■ To be done ■
Search the listing below for the word "двух" and copy each line that holds it.

■ Data listing ■
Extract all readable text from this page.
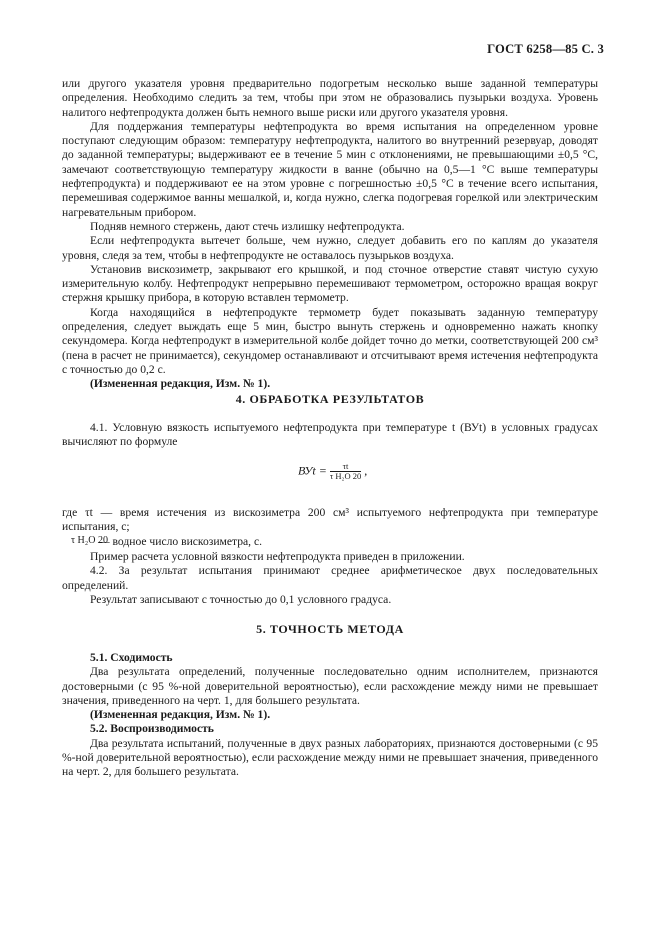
ГОСТ 6258—85 С. 3

или другого указателя уровня предварительно подогретым несколько выше заданной температуры определения. Необходимо следить за тем, чтобы при этом не образовались пузырьки воздуха. Уровень налитого нефтепродукта должен быть немного выше риски или другого указателя уровня.

Для поддержания температуры нефтепродукта во время испытания на определенном уровне поступают следующим образом: температуру нефтепродукта, налитого во внутренний резервуар, доводят до заданной температуры; выдерживают ее в течение 5 мин с отклонениями, не превышающими ±0,5 °С, замечают соответствующую температуру жидкости в ванне (обычно на 0,5—1 °С выше температуры нефтепродукта) и поддерживают ее на этом уровне с погрешностью ±0,5 °С в течение всего испытания, перемешивая содержимое ванны мешалкой, и, когда нужно, слегка подогревая горелкой или электрическим нагревательным прибором.

Подняв немного стержень, дают стечь излишку нефтепродукта.

Если нефтепродукта вытечет больше, чем нужно, следует добавить его по каплям до указателя уровня, следя за тем, чтобы в нефтепродукте не оставалось пузырьков воздуха.

Установив вискозиметр, закрывают его крышкой, и под сточное отверстие ставят чистую сухую измерительную колбу. Нефтепродукт непрерывно перемешивают термометром, осторожно вращая вокруг стержня крышку прибора, в которую вставлен термометр.

Когда находящийся в нефтепродукте термометр будет показывать заданную температуру определения, следует выждать еще 5 мин, быстро вынуть стержень и одновременно нажать кнопку секундомера. Когда нефтепродукт в измерительной колбе дойдет точно до метки, соответствующей 200 см³ (пена в расчет не принимается), секундомер останавливают и отсчитывают время истечения нефтепродукта с точностью до 0,2 с.

(Измененная редакция, Изм. № 1).

4. ОБРАБОТКА РЕЗУЛЬТАТОВ

4.1. Условную вязкость испытуемого нефтепродукта при температуре t (ВУt) в условных градусах вычисляют по формуле

ВУt = $\frac{\tau t}{\text{τ H₂O 20}}$ ,

где τt — время истечения из вискозиметра 200 см³ испытуемого нефтепродукта при температуре испытания, с;

τ H₂O 20
— водное число вискозиметра, с.

Пример расчета условной вязкости нефтепродукта приведен в приложении.

4.2. За результат испытания принимают среднее арифметическое двух последовательных определений.

Результат записывают с точностью до 0,1 условного градуса.

5. ТОЧНОСТЬ МЕТОДА

5.1. Сходимость

Два результата определений, полученные последовательно одним исполнителем, признаются достоверными (с 95 %-ной доверительной вероятностью), если расхождение между ними не превышает значения, приведенного на черт. 1, для большего результата.

(Измененная редакция, Изм. № 1).

5.2. Воспроизводимость

Два результата испытаний, полученные в двух разных лабораториях, признаются достоверными (с 95 %-ной доверительной вероятностью), если расхождение между ними не превышает значения, приведенного на черт. 2, для большего результата.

■ Problem solution ■
4.2. За результат испытания принимают среднее арифметическое двух последовательных определений.
Два результата испытаний, полученные в двух разных лабораториях, признаются достоверными (с 95 %-ной доверительной вероятностью), если расхождение между ними не превышает значения, приведенного на черт. 2, для большего результата.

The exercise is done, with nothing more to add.